**DATA EXTRACT:**
____
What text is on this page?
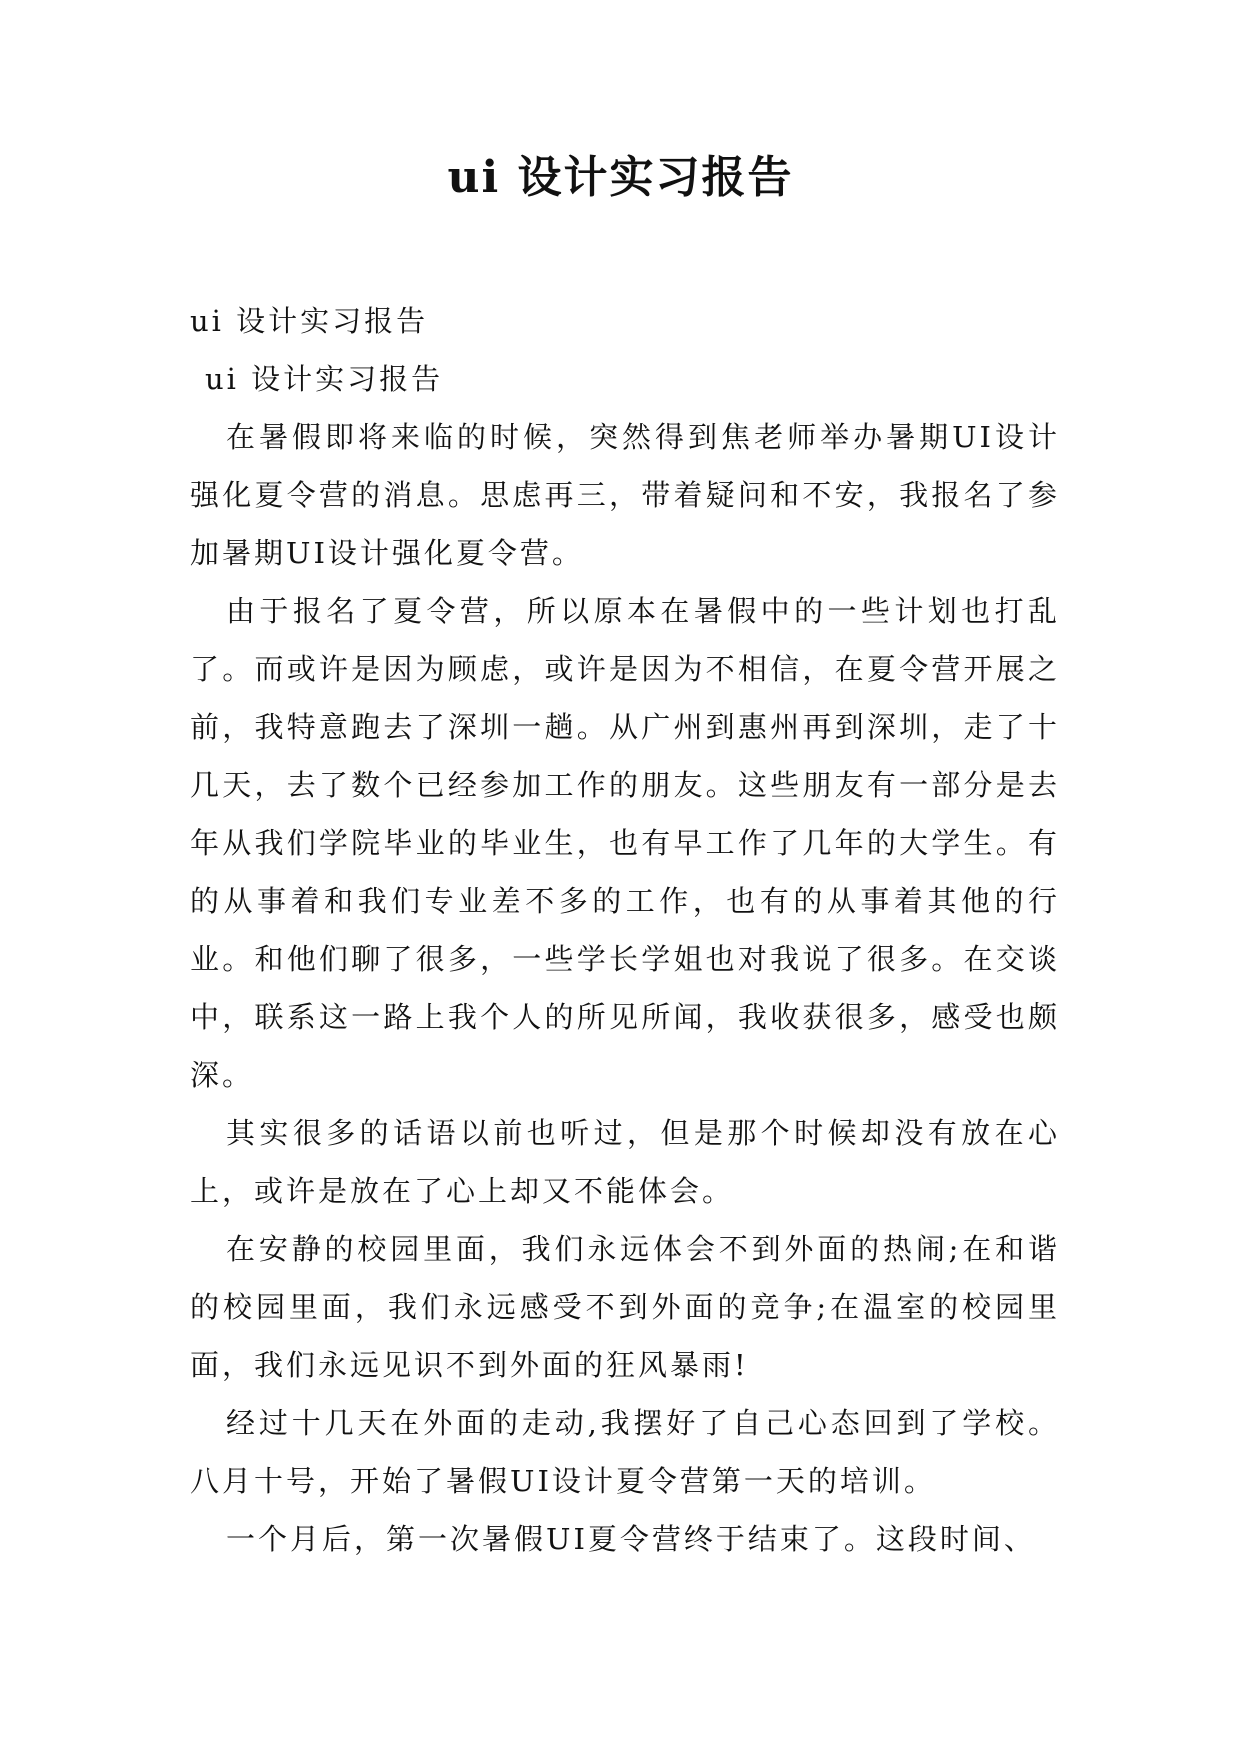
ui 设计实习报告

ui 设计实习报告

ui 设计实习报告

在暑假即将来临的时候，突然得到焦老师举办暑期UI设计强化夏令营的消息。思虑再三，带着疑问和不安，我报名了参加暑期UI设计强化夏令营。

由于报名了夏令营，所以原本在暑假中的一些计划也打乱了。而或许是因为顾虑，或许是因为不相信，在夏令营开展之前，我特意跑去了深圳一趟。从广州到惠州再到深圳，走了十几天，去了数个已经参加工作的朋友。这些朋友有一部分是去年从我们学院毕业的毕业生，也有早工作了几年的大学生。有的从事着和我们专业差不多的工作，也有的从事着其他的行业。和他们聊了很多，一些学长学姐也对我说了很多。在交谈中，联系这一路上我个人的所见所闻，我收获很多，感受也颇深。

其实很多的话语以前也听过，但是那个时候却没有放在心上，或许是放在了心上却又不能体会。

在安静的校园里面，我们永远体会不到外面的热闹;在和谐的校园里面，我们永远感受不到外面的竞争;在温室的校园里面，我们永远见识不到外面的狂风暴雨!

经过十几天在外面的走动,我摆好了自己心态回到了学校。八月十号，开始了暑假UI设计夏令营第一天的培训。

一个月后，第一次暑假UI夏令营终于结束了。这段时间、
____
**DIRECTIVE:** Write out the listing word for word, omitting the pictures it holds.

**WRITTEN REPLY:**
What text is on this page?
ui 设计实习报告

ui 设计实习报告

ui 设计实习报告

在暑假即将来临的时候，突然得到焦老师举办暑期UI设计强化夏令营的消息。思虑再三，带着疑问和不安，我报名了参加暑期UI设计强化夏令营。

由于报名了夏令营，所以原本在暑假中的一些计划也打乱了。而或许是因为顾虑，或许是因为不相信，在夏令营开展之前，我特意跑去了深圳一趟。从广州到惠州再到深圳，走了十几天，去了数个已经参加工作的朋友。这些朋友有一部分是去年从我们学院毕业的毕业生，也有早工作了几年的大学生。有的从事着和我们专业差不多的工作，也有的从事着其他的行业。和他们聊了很多，一些学长学姐也对我说了很多。在交谈中，联系这一路上我个人的所见所闻，我收获很多，感受也颇深。

其实很多的话语以前也听过，但是那个时候却没有放在心上，或许是放在了心上却又不能体会。

在安静的校园里面，我们永远体会不到外面的热闹;在和谐的校园里面，我们永远感受不到外面的竞争;在温室的校园里面，我们永远见识不到外面的狂风暴雨!

经过十几天在外面的走动,我摆好了自己心态回到了学校。八月十号，开始了暑假UI设计夏令营第一天的培训。

一个月后，第一次暑假UI夏令营终于结束了。这段时间、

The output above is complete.